Your task: Select lines where the word "name" appears.

-- START Supplied records --

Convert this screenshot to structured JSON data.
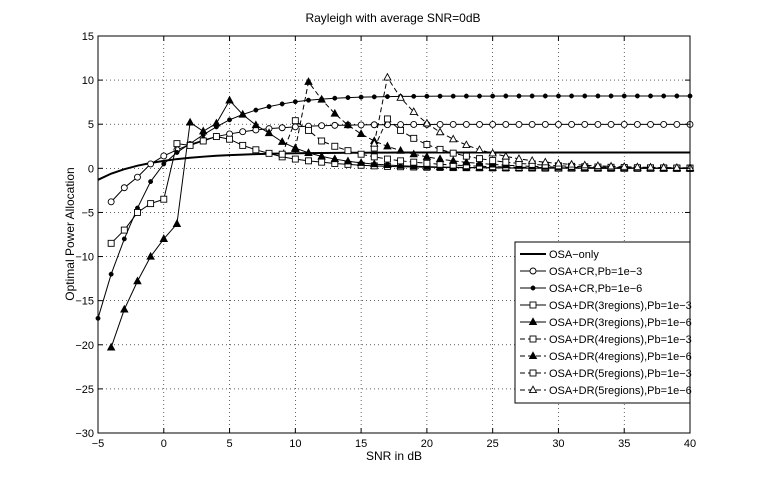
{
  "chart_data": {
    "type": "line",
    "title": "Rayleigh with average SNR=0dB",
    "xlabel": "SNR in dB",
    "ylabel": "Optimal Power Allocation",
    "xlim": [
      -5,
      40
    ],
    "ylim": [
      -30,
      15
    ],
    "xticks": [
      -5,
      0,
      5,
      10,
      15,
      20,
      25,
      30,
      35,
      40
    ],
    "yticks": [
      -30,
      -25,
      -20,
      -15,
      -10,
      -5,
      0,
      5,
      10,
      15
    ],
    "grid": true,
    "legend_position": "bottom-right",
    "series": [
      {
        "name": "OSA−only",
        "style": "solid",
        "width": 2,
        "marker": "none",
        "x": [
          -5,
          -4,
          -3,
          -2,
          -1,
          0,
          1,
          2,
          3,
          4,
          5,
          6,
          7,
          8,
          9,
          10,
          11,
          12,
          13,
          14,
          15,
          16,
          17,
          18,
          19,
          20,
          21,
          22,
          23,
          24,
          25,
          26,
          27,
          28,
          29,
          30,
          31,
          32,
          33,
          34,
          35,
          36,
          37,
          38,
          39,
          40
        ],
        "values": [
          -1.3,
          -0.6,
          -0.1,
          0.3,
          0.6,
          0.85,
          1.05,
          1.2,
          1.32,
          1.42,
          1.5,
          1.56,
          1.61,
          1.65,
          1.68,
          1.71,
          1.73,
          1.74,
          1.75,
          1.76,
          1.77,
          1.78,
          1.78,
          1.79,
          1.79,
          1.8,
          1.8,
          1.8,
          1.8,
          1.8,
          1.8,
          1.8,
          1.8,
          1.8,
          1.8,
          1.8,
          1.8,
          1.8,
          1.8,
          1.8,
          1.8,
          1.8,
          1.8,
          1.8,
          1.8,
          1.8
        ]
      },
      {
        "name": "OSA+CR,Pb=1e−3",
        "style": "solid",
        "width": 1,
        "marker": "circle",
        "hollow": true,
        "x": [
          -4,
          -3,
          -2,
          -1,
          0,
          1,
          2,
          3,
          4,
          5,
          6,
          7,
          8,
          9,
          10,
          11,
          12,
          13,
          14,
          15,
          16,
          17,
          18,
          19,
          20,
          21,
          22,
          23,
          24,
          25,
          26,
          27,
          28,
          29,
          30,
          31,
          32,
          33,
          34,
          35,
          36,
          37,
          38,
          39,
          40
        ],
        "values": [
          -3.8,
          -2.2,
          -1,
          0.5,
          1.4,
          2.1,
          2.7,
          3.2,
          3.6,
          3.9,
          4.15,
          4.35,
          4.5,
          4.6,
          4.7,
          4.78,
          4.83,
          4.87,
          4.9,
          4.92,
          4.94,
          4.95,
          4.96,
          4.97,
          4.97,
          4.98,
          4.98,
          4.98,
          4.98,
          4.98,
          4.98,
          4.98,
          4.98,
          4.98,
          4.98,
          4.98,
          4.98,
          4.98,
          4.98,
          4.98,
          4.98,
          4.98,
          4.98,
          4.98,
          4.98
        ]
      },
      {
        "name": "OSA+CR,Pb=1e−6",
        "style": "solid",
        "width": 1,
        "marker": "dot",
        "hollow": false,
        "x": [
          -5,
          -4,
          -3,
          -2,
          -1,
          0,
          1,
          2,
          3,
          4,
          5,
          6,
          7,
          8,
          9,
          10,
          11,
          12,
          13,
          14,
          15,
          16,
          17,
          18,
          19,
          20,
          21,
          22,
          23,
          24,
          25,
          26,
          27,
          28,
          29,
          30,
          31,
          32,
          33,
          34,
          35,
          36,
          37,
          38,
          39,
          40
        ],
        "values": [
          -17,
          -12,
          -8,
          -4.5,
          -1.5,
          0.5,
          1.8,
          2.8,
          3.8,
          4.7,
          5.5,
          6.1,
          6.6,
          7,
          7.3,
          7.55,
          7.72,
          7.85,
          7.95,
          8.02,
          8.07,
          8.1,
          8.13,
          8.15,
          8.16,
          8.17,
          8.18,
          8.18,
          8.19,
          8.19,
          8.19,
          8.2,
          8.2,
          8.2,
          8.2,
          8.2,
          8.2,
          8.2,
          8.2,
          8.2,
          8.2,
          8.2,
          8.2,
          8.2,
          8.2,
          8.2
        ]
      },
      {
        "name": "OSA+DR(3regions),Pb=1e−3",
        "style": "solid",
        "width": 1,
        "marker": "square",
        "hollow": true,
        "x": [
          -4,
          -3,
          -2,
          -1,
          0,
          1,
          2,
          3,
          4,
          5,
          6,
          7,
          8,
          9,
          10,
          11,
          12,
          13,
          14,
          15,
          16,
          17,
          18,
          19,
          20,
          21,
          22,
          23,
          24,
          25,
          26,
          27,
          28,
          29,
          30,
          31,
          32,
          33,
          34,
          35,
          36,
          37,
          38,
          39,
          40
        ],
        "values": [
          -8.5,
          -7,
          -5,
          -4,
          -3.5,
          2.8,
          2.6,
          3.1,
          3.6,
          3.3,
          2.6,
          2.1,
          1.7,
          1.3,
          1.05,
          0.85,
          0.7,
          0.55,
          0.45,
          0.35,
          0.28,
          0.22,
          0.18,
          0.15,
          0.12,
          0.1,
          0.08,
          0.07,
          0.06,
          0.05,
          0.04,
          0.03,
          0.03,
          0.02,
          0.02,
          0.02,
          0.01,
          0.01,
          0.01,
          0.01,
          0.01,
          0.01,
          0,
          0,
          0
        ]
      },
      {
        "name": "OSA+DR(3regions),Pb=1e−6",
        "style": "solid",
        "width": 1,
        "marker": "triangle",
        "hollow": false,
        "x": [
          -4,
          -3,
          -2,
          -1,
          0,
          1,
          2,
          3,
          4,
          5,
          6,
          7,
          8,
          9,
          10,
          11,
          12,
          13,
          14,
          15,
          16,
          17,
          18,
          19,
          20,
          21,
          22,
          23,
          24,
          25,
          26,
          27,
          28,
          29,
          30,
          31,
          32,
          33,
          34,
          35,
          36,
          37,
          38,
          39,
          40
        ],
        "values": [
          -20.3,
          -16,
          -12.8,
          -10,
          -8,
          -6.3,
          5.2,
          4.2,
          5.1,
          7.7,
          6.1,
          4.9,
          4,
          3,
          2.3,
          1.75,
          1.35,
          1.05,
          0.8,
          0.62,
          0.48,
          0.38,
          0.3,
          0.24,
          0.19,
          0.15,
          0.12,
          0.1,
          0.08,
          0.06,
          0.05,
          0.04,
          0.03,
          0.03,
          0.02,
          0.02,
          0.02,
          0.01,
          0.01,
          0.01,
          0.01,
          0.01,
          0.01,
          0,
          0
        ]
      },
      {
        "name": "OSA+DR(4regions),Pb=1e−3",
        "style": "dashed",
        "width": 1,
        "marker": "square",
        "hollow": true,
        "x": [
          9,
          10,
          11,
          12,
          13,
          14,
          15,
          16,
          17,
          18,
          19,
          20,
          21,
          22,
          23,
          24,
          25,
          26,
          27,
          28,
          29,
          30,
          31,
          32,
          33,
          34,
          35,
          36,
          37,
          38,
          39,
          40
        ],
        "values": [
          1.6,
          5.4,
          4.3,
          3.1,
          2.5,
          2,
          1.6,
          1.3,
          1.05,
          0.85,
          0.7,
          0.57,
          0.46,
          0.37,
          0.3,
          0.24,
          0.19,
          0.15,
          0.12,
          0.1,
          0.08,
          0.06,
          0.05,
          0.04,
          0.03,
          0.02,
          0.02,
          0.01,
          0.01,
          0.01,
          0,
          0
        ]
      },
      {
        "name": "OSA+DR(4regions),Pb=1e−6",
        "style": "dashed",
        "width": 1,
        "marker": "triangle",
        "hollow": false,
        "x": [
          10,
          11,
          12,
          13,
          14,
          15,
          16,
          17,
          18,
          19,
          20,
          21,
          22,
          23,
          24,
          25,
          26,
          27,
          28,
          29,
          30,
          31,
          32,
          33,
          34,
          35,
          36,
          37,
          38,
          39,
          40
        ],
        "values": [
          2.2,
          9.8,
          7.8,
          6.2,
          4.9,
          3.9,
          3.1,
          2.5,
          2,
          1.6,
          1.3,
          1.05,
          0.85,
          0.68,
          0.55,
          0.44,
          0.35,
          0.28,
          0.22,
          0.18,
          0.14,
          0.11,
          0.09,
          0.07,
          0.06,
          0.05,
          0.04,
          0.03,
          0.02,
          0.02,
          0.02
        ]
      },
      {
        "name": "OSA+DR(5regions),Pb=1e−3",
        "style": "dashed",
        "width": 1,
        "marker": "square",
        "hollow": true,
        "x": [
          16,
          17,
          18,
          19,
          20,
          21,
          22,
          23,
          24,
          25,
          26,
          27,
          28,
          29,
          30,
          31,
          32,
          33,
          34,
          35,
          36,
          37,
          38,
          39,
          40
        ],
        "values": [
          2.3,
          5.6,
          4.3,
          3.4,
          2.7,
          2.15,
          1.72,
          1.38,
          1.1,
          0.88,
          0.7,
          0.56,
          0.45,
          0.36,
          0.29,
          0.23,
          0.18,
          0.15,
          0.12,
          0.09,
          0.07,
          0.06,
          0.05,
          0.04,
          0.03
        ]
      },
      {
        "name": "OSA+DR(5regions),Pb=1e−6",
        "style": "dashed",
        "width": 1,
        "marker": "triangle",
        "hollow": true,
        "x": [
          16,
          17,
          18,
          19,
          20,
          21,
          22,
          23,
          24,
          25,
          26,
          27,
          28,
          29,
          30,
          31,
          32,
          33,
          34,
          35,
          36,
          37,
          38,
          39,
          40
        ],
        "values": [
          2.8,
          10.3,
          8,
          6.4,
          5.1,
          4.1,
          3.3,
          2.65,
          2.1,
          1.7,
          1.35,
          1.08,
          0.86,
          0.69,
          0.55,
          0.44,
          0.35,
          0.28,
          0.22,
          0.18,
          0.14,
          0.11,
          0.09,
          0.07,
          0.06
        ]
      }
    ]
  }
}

-- END Supplied records --

Solution to this task:
        "name": "OSA−only",
        "name": "OSA+CR,Pb=1e−3",
        "name": "OSA+CR,Pb=1e−6",
        "name": "OSA+DR(3regions),Pb=1e−3",
        "name": "OSA+DR(3regions),Pb=1e−6",
        "name": "OSA+DR(4regions),Pb=1e−3",
        "name": "OSA+DR(4regions),Pb=1e−6",
        "name": "OSA+DR(5regions),Pb=1e−3",
        "name": "OSA+DR(5regions),Pb=1e−6",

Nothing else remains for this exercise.